(Dataset excerpt)
⁂

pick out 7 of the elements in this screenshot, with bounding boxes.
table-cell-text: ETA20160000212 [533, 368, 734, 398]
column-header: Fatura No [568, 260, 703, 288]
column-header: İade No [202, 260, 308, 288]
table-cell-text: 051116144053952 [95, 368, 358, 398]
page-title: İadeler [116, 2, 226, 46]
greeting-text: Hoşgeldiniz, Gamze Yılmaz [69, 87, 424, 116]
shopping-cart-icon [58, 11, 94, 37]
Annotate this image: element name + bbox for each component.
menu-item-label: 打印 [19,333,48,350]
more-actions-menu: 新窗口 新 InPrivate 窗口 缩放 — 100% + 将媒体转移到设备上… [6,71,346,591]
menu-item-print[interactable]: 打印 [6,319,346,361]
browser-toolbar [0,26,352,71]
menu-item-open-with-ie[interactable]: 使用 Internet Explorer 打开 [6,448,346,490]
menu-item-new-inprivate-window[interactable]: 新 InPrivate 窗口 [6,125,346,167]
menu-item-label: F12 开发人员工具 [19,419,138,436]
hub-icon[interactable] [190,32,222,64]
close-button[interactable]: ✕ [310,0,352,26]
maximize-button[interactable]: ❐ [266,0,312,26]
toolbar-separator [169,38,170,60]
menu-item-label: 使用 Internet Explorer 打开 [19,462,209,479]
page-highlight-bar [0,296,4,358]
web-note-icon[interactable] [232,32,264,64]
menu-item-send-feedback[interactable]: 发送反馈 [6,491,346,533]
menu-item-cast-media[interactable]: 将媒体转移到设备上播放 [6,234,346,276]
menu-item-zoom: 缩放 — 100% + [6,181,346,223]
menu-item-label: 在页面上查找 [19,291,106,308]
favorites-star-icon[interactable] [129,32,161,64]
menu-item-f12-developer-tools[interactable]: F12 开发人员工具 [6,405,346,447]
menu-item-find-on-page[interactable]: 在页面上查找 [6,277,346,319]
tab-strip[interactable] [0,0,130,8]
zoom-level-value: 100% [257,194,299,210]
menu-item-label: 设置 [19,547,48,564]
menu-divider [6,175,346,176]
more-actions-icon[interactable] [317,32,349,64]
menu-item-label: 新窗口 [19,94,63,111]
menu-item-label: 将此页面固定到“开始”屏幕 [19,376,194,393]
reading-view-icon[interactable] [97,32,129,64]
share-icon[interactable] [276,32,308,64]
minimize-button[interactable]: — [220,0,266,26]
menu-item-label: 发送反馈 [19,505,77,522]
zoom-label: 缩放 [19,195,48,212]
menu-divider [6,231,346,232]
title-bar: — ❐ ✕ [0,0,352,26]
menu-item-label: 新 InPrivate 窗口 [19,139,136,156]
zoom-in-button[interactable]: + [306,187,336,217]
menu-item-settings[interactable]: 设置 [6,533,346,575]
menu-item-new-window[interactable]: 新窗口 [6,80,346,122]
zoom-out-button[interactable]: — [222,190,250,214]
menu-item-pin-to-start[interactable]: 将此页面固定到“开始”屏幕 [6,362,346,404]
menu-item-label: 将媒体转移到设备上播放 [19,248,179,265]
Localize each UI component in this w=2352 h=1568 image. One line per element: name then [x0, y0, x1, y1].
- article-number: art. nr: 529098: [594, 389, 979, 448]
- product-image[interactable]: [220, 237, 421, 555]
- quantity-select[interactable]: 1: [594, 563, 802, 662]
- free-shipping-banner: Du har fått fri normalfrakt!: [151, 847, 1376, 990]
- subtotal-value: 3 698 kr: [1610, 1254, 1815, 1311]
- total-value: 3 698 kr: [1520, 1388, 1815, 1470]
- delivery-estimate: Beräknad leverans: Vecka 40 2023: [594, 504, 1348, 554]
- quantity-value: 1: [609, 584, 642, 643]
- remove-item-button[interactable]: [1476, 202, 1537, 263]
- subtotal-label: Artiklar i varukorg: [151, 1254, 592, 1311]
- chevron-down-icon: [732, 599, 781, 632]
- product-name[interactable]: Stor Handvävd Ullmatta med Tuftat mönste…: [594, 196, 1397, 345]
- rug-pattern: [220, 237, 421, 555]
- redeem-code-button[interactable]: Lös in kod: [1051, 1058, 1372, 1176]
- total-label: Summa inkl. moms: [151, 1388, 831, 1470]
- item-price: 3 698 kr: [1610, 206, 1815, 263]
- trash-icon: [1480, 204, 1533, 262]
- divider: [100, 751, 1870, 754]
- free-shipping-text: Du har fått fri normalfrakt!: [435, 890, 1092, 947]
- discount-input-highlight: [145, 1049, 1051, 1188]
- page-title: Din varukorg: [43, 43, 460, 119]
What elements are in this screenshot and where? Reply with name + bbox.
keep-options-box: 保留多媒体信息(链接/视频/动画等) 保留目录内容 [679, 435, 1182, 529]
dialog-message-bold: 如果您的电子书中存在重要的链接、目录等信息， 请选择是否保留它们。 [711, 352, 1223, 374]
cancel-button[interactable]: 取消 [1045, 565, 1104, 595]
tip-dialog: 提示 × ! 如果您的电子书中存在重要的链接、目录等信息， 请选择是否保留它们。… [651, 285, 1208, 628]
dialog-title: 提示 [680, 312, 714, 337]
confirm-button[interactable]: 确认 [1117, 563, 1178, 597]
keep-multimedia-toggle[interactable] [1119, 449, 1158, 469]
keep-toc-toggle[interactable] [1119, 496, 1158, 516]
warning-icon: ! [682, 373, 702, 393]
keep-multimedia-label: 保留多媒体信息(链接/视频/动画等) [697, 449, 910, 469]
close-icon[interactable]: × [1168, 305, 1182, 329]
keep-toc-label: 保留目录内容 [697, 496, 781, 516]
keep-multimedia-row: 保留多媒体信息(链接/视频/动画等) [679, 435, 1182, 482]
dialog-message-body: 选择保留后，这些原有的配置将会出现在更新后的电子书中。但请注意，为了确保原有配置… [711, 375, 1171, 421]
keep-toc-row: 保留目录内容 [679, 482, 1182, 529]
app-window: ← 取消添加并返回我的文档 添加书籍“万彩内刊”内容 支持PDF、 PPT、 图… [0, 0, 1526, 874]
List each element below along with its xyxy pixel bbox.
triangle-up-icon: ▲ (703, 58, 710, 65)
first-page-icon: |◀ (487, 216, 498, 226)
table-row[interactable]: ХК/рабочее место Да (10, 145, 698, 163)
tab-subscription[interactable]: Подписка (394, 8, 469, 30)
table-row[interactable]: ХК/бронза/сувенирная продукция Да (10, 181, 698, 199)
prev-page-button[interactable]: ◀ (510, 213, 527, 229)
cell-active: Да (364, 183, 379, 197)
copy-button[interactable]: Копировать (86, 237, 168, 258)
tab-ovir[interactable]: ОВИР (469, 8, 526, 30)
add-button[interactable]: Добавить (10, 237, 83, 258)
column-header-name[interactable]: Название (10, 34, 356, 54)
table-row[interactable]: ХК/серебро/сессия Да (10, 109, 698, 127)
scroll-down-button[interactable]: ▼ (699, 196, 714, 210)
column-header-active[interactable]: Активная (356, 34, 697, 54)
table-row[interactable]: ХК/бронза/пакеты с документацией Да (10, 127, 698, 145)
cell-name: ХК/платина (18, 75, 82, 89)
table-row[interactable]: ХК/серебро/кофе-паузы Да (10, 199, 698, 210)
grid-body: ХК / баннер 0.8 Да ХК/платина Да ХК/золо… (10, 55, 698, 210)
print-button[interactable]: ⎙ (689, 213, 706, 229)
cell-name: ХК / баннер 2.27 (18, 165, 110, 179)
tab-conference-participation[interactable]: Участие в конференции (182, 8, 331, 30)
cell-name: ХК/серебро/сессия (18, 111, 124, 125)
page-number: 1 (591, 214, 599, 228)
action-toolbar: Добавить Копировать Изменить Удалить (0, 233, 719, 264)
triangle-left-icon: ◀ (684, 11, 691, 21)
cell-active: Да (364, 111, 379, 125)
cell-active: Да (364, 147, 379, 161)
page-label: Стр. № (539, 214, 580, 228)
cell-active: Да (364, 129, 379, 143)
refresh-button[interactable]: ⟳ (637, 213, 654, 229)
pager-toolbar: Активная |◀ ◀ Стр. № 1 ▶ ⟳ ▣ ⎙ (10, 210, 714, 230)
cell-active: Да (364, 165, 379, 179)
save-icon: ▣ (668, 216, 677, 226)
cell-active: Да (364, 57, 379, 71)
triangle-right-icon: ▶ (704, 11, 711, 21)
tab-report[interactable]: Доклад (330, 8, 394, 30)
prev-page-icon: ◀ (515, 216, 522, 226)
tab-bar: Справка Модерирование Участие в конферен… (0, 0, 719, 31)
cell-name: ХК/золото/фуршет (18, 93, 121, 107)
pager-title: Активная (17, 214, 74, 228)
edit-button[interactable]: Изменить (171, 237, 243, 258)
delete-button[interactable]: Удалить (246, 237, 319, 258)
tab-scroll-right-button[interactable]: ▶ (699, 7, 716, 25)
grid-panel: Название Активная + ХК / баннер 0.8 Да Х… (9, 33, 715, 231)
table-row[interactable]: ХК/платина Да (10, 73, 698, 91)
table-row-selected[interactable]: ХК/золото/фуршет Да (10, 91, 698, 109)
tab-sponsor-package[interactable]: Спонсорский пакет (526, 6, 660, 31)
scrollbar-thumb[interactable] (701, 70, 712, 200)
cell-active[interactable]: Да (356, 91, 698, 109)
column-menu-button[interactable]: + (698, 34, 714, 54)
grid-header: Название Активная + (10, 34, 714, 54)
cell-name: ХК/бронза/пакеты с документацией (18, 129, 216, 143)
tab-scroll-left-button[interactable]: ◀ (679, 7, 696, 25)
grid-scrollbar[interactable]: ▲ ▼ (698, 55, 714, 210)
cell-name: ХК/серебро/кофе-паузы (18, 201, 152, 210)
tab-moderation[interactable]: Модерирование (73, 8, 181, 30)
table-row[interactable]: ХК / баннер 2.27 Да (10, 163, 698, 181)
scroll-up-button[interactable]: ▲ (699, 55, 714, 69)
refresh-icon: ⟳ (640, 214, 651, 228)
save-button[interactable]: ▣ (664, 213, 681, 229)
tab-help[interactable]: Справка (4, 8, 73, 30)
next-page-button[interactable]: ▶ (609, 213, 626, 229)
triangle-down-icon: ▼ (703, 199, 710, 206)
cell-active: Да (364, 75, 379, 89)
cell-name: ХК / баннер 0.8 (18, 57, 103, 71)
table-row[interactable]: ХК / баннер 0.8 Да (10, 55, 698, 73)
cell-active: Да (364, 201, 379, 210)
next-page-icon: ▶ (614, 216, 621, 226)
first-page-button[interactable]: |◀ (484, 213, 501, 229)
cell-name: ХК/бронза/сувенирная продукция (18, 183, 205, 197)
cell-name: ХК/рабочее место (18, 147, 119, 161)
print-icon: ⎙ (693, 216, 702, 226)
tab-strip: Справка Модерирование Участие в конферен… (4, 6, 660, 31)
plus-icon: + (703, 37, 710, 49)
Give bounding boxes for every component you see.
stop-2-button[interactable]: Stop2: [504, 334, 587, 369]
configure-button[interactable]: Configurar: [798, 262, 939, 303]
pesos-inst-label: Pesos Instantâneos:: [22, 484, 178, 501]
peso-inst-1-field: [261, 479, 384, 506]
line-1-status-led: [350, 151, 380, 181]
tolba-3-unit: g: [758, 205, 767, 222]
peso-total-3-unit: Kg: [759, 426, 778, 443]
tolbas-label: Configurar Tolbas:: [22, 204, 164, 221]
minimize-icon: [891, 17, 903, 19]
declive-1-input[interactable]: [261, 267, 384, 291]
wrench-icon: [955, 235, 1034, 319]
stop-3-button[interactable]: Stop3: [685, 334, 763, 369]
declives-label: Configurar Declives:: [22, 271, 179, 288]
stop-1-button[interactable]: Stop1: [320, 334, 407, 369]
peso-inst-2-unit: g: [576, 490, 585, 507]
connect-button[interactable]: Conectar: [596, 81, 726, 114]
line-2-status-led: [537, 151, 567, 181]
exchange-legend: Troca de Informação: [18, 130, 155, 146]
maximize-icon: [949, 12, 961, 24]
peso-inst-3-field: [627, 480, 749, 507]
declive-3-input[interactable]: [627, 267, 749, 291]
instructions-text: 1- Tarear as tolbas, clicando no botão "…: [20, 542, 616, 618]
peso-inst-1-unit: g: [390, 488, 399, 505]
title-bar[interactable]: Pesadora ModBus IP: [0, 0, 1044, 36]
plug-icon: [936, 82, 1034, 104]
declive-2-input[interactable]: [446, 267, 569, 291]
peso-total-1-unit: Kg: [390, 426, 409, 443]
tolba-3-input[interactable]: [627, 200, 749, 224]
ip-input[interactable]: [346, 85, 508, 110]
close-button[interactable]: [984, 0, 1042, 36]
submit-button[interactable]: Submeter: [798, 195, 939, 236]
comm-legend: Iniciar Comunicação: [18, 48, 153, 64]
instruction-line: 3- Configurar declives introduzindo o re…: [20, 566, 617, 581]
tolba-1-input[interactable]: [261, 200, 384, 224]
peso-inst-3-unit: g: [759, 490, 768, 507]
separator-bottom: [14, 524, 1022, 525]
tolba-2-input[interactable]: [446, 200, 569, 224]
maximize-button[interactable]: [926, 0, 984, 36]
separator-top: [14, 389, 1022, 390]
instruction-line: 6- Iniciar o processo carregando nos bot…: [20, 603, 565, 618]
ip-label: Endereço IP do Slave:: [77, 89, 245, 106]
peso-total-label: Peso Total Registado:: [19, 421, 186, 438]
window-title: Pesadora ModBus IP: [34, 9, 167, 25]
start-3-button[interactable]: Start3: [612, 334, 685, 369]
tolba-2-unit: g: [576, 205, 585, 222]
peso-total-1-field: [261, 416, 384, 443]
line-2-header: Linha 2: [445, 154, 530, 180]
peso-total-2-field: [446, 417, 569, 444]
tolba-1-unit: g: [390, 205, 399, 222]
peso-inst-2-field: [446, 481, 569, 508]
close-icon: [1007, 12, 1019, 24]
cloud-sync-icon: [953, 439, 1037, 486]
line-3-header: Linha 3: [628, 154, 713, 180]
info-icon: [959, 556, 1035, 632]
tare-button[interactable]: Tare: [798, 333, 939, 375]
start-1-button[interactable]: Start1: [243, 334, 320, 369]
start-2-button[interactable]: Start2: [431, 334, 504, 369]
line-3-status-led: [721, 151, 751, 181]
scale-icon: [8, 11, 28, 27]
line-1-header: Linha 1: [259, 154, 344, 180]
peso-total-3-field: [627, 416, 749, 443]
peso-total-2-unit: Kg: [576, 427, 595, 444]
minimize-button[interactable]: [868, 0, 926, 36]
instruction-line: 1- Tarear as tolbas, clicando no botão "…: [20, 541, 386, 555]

⁂

### WORK TO COMPLETE
Take the records from their first line through the line that contains "menu-item-send-feedback[interactable]: 发送反馈 [6,491,346,533]" and write those lines out again, changing every "column-header" to "table-header" and leaving everything else as it is.

### WRITTEN SOLUTION
pick out 7 of the elements in this screenshot, with bounding boxes.
table-cell-text: ETA20160000212 [533, 368, 734, 398]
table-header: Fatura No [568, 260, 703, 288]
table-header: İade No [202, 260, 308, 288]
table-cell-text: 051116144053952 [95, 368, 358, 398]
page-title: İadeler [116, 2, 226, 46]
greeting-text: Hoşgeldiniz, Gamze Yılmaz [69, 87, 424, 116]
shopping-cart-icon [58, 11, 94, 37]
Annotate this image: element name + bbox for each component.
menu-item-label: 打印 [19,333,48,350]
more-actions-menu: 新窗口 新 InPrivate 窗口 缩放 — 100% + 将媒体转移到设备上… [6,71,346,591]
menu-item-print[interactable]: 打印 [6,319,346,361]
browser-toolbar [0,26,352,71]
menu-item-open-with-ie[interactable]: 使用 Internet Explorer 打开 [6,448,346,490]
menu-item-new-inprivate-window[interactable]: 新 InPrivate 窗口 [6,125,346,167]
menu-item-label: F12 开发人员工具 [19,419,138,436]
hub-icon[interactable] [190,32,222,64]
close-button[interactable]: ✕ [310,0,352,26]
maximize-button[interactable]: ❐ [266,0,312,26]
toolbar-separator [169,38,170,60]
menu-item-label: 使用 Internet Explorer 打开 [19,462,209,479]
page-highlight-bar [0,296,4,358]
web-note-icon[interactable] [232,32,264,64]
menu-item-send-feedback[interactable]: 发送反馈 [6,491,346,533]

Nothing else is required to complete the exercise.